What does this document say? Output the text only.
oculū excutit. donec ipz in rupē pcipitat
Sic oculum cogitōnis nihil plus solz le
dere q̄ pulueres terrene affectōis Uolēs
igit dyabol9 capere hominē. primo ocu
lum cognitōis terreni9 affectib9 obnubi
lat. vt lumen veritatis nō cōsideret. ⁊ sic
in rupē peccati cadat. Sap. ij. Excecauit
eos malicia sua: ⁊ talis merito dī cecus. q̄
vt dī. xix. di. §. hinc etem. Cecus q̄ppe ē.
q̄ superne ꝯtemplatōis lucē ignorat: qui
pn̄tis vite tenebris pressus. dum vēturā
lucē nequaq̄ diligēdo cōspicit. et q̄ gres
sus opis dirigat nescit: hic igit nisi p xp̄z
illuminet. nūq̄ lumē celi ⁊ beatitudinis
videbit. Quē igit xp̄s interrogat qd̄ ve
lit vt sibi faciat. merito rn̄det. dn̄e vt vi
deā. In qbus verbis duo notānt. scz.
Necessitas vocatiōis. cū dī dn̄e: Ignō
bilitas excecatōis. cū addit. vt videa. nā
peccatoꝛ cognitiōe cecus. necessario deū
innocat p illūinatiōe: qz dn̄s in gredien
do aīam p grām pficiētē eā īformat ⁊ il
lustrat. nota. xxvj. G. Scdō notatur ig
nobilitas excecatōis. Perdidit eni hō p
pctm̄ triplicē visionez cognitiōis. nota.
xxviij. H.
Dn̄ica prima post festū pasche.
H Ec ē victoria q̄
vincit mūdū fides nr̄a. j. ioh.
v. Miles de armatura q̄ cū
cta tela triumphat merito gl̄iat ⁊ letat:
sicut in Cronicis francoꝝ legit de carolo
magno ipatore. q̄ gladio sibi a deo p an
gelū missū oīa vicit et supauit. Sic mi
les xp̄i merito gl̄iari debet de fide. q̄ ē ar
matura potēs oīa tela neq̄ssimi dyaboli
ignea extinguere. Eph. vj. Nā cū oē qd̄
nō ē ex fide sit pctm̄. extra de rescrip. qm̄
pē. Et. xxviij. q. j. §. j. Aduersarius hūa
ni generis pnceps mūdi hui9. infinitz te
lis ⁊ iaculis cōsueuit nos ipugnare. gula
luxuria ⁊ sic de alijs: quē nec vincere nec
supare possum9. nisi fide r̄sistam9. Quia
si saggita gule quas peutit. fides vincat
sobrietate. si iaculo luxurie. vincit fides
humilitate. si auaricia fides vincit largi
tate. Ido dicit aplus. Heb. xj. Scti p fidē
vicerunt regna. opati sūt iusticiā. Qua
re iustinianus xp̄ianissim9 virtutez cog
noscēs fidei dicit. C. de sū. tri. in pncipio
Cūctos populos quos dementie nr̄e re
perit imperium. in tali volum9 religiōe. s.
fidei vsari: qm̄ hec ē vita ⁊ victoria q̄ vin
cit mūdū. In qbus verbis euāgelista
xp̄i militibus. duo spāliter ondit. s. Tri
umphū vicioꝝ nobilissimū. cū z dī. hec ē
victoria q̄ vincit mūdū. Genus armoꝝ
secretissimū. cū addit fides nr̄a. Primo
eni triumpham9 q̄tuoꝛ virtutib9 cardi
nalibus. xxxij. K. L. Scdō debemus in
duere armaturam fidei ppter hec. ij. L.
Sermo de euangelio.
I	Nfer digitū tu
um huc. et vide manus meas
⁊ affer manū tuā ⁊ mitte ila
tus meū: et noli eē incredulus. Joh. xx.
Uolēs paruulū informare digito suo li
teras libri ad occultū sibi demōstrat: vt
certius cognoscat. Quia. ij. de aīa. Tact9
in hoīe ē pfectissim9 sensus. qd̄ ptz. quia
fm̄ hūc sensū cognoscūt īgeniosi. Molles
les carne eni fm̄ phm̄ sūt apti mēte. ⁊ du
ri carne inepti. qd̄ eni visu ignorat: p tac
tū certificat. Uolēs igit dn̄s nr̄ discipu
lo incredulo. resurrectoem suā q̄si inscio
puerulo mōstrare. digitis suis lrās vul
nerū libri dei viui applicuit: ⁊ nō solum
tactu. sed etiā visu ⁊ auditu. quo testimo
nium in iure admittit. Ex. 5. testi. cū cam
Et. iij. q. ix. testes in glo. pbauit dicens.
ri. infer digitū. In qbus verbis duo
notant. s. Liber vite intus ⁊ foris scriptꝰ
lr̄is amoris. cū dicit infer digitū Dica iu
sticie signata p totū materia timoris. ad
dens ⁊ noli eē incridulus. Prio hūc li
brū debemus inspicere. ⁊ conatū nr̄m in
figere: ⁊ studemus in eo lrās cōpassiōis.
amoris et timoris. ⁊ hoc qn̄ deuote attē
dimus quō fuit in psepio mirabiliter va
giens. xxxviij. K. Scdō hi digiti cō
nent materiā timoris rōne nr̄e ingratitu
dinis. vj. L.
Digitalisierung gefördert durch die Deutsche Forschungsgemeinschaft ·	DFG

TASK INSTRUCTIONS - Retype all of the entries precisely as they are.

RESULT BELOW -
What does this document say? Output the text only.
oculū excutit. donec ipz in rupē pcipitat
Sic oculum cogitōnis nihil plus solz le
dere q̄ pulueres terrene affectōis Uolēs
igit dyabol9 capere hominē. primo ocu
lum cognitōis terreni9 affectib9 obnubi
lat. vt lumen veritatis nō cōsideret. ⁊ sic
in rupē peccati cadat. Sap. ij. Excecauit
eos malicia sua: ⁊ talis merito dī cecus. q̄
vt dī. xix. di. §. hinc etem. Cecus q̄ppe ē.
q̄ superne ꝯtemplatōis lucē ignorat: qui
pn̄tis vite tenebris pressus. dum vēturā
lucē nequaq̄ diligēdo cōspicit. et q̄ gres
sus opis dirigat nescit: hic igit nisi p xp̄z
illuminet. nūq̄ lumē celi ⁊ beatitudinis
videbit. Quē igit xp̄s interrogat qd̄ ve
lit vt sibi faciat. merito rn̄det. dn̄e vt vi
deā. In qbus verbis duo notānt. scz.
Necessitas vocatiōis. cū dī dn̄e: Ignō
bilitas excecatōis. cū addit. vt videa. nā
peccatoꝛ cognitiōe cecus. necessario deū
innocat p illūinatiōe: qz dn̄s in gredien
do aīam p grām pficiētē eā īformat ⁊ il
lustrat. nota. xxvj. G. Scdō notatur ig
nobilitas excecatōis. Perdidit eni hō p
pctm̄ triplicē visionez cognitiōis. nota.
xxviij. H.
Dn̄ica prima post festū pasche.
H Ec ē victoria q̄
vincit mūdū fides nr̄a. j. ioh.
v. Miles de armatura q̄ cū
cta tela triumphat merito gl̄iat ⁊ letat:
sicut in Cronicis francoꝝ legit de carolo
magno ipatore. q̄ gladio sibi a deo p an
gelū missū oīa vicit et supauit. Sic mi
les xp̄i merito gl̄iari debet de fide. q̄ ē ar
matura potēs oīa tela neq̄ssimi dyaboli
ignea extinguere. Eph. vj. Nā cū oē qd̄
nō ē ex fide sit pctm̄. extra de rescrip. qm̄
pē. Et. xxviij. q. j. §. j. Aduersarius hūa
ni generis pnceps mūdi hui9. infinitz te
lis ⁊ iaculis cōsueuit nos ipugnare. gula
luxuria ⁊ sic de alijs: quē nec vincere nec
supare possum9. nisi fide r̄sistam9. Quia
si saggita gule quas peutit. fides vincat
sobrietate. si iaculo luxurie. vincit fides
humilitate. si auaricia fides vincit largi
tate. Ido dicit aplus. Heb. xj. Scti p fidē
vicerunt regna. opati sūt iusticiā. Qua
re iustinianus xp̄ianissim9 virtutez cog
noscēs fidei dicit. C. de sū. tri. in pncipio
Cūctos populos quos dementie nr̄e re
perit imperium. in tali volum9 religiōe. s.
fidei vsari: qm̄ hec ē vita ⁊ victoria q̄ vin
cit mūdū. In qbus verbis euāgelista
xp̄i militibus. duo spāliter ondit. s. Tri
umphū vicioꝝ nobilissimū. cū z dī. hec ē
victoria q̄ vincit mūdū. Genus armoꝝ
secretissimū. cū addit fides nr̄a. Primo
eni triumpham9 q̄tuoꝛ virtutib9 cardi
nalibus. xxxij. K. L. Scdō debemus in
duere armaturam fidei ppter hec. ij. L.
Sermo de euangelio.
I	Nfer digitū tu
um huc. et vide manus meas
⁊ affer manū tuā ⁊ mitte ila
tus meū: et noli eē incredulus. Joh. xx.
Uolēs paruulū informare digito suo li
teras libri ad occultū sibi demōstrat: vt
certius cognoscat. Quia. ij. de aīa. Tact9
in hoīe ē pfectissim9 sensus. qd̄ ptz. quia
fm̄ hūc sensū cognoscūt īgeniosi. Molles
les carne eni fm̄ phm̄ sūt apti mēte. ⁊ du
ri carne inepti. qd̄ eni visu ignorat: p tac
tū certificat. Uolēs igit dn̄s nr̄ discipu
lo incredulo. resurrectoem suā q̄si inscio
puerulo mōstrare. digitis suis lrās vul
nerū libri dei viui applicuit: ⁊ nō solum
tactu. sed etiā visu ⁊ auditu. quo testimo
nium in iure admittit. Ex. 5. testi. cū cam
Et. iij. q. ix. testes in glo. pbauit dicens.
ri. infer digitū. In qbus verbis duo
notant. s. Liber vite intus ⁊ foris scriptꝰ
lr̄is amoris. cū dicit infer digitū Dica iu
sticie signata p totū materia timoris. ad
dens ⁊ noli eē incridulus. Prio hūc li
brū debemus inspicere. ⁊ conatū nr̄m in
figere: ⁊ studemus in eo lrās cōpassiōis.
amoris et timoris. ⁊ hoc qn̄ deuote attē
dimus quō fuit in psepio mirabiliter va
giens. xxxviij. K. Scdō hi digiti cō
nent materiā timoris rōne nr̄e ingratitu
dinis. vj. L.
Digitalisierung gefördert durch die Deutsche Forschungsgemeinschaft ·	DFG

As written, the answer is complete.